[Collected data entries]

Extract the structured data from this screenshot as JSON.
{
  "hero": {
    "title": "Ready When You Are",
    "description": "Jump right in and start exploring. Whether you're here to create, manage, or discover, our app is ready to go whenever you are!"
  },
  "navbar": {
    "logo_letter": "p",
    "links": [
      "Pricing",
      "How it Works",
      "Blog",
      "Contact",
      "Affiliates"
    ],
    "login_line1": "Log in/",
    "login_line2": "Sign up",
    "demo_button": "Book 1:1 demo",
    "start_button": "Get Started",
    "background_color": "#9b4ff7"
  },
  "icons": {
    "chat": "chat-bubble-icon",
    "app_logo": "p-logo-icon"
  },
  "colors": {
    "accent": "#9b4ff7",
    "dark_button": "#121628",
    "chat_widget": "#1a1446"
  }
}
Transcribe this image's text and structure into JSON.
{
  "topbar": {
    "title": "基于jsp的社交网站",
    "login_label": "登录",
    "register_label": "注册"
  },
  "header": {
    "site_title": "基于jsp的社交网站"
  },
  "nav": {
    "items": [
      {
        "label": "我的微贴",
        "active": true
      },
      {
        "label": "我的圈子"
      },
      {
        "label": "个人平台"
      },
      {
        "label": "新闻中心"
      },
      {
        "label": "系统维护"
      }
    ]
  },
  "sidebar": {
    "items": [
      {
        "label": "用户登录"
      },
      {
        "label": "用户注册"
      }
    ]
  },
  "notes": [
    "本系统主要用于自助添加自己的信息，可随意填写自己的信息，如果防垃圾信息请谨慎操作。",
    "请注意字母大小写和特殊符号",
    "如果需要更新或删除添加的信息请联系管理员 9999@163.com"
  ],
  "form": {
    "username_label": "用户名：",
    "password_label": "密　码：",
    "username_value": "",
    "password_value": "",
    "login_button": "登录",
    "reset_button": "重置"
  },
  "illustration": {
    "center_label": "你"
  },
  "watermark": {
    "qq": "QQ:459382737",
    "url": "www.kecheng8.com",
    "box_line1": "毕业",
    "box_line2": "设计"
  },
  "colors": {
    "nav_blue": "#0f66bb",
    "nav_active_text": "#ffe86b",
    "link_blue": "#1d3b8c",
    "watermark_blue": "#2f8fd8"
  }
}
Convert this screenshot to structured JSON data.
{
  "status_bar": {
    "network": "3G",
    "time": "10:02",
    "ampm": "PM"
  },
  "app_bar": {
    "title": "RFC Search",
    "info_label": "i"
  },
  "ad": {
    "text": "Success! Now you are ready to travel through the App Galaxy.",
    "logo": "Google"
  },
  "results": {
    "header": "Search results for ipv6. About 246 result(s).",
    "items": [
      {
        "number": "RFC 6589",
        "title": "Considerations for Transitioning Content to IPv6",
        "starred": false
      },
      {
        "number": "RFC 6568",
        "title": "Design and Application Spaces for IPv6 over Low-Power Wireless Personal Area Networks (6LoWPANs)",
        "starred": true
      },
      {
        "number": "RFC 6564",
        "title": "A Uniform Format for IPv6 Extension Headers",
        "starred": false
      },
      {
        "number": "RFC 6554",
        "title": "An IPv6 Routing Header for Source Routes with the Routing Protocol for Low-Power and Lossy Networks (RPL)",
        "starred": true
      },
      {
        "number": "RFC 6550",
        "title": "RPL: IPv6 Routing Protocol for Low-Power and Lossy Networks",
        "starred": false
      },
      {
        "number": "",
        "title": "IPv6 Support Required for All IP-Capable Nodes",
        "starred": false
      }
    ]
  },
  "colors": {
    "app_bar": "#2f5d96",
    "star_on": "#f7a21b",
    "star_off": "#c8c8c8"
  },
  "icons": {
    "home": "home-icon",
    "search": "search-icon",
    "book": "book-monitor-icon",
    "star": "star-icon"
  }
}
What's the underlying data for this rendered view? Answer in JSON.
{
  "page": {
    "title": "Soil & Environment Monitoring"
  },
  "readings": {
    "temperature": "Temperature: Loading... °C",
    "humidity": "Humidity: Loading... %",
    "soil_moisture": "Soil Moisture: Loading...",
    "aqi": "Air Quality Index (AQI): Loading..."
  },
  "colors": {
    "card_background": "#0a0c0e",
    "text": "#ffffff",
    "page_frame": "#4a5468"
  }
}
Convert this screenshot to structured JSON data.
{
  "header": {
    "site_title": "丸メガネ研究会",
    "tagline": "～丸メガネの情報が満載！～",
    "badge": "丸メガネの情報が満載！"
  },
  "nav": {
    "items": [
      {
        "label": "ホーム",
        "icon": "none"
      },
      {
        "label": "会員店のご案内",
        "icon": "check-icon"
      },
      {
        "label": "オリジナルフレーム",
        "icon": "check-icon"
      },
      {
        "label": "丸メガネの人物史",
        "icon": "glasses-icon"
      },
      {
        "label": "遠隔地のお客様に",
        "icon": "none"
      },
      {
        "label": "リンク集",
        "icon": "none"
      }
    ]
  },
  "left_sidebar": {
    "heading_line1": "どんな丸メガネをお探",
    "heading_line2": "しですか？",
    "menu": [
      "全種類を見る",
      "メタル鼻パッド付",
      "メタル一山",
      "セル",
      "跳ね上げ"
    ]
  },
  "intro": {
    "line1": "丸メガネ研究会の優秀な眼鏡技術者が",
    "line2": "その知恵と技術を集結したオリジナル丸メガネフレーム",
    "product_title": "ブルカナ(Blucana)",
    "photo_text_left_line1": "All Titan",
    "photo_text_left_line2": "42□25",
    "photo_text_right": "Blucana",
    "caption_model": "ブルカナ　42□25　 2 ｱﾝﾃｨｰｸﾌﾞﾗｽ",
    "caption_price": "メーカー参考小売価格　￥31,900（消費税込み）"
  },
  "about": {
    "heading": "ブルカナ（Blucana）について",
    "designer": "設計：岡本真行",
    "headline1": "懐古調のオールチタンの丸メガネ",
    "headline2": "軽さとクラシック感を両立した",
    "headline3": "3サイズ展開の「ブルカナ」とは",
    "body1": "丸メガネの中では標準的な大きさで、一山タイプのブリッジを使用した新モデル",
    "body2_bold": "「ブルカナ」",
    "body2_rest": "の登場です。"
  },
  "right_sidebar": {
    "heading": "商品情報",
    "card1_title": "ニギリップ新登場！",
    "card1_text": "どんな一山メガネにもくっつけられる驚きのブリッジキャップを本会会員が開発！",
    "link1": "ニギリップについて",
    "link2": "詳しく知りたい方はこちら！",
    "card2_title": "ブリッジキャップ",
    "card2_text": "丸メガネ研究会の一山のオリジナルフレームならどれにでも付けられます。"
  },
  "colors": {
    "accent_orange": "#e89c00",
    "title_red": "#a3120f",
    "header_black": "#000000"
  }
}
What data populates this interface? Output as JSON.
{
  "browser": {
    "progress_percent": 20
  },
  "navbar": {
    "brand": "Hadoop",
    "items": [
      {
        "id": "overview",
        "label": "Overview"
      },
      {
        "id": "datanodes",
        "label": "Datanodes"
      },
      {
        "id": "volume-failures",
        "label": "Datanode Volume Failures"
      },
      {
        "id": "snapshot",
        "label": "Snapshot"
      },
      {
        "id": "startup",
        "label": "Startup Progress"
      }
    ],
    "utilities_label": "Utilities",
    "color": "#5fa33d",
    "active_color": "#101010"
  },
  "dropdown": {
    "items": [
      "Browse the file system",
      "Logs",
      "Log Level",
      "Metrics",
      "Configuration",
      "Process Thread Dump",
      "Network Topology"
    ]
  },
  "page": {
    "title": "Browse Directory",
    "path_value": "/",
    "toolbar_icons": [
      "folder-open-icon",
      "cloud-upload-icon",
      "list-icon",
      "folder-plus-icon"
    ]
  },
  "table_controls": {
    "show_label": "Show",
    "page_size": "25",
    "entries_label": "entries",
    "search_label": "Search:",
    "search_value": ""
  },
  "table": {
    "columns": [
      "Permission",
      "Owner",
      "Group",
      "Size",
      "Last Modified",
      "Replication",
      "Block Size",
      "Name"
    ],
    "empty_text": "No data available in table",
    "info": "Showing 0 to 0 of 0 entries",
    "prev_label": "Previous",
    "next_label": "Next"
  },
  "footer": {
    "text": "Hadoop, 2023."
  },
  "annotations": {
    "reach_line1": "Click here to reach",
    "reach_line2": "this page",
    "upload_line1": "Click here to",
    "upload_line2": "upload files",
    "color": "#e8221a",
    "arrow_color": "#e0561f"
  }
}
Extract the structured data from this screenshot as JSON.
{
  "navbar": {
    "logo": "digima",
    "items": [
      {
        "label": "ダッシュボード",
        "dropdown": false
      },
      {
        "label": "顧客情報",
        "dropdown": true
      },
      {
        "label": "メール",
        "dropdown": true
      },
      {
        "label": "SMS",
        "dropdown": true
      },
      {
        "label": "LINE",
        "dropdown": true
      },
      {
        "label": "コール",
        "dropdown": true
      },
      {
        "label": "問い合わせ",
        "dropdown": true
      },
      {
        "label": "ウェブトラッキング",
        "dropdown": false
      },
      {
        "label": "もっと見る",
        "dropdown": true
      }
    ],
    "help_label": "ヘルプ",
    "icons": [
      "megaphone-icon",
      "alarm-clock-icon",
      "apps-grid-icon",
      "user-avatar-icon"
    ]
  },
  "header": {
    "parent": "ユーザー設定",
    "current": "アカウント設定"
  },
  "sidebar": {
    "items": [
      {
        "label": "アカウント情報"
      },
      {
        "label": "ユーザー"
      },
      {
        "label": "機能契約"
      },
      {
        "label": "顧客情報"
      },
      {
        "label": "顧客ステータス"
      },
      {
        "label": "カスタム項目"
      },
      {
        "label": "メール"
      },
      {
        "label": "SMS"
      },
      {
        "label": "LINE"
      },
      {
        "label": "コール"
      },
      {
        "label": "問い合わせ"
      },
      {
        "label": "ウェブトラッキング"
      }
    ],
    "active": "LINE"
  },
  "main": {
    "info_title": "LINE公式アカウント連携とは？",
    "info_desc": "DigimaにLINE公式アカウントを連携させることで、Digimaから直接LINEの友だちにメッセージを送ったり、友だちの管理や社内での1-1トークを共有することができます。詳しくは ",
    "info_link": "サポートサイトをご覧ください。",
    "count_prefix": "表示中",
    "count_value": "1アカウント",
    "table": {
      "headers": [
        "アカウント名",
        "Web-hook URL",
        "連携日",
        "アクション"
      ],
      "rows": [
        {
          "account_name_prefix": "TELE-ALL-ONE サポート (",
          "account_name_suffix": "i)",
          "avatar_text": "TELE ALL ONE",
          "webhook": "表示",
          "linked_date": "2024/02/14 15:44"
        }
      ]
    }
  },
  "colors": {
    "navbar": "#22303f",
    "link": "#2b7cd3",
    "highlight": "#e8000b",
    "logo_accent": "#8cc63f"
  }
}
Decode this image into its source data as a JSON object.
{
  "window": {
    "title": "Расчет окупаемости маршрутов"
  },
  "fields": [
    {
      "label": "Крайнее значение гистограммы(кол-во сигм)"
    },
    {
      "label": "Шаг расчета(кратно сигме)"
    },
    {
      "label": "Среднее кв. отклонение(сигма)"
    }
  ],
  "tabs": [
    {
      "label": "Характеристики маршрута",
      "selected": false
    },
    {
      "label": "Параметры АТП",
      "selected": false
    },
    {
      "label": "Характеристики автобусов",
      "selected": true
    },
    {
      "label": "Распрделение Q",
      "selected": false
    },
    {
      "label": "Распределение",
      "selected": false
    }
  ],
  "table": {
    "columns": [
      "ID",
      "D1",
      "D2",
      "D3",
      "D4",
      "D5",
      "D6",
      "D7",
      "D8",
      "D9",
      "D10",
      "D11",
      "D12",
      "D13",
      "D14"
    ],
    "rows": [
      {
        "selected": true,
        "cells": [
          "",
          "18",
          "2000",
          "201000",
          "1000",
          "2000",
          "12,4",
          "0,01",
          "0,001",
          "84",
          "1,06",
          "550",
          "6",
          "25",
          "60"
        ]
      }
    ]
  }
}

WHAT THIS TASK INVOLVES. Extract each line holding the word "JSON" from the records.

OUTPUT.
Extract the structured data from this screenshot as JSON.
Transcribe this image's text and structure into JSON.
Convert this screenshot to structured JSON data.
What's the underlying data for this rendered view? Answer in JSON.
Convert this screenshot to structured JSON data.
What data populates this interface? Output as JSON.
Extract the structured data from this screenshot as JSON.
Decode this image into its source data as a JSON object.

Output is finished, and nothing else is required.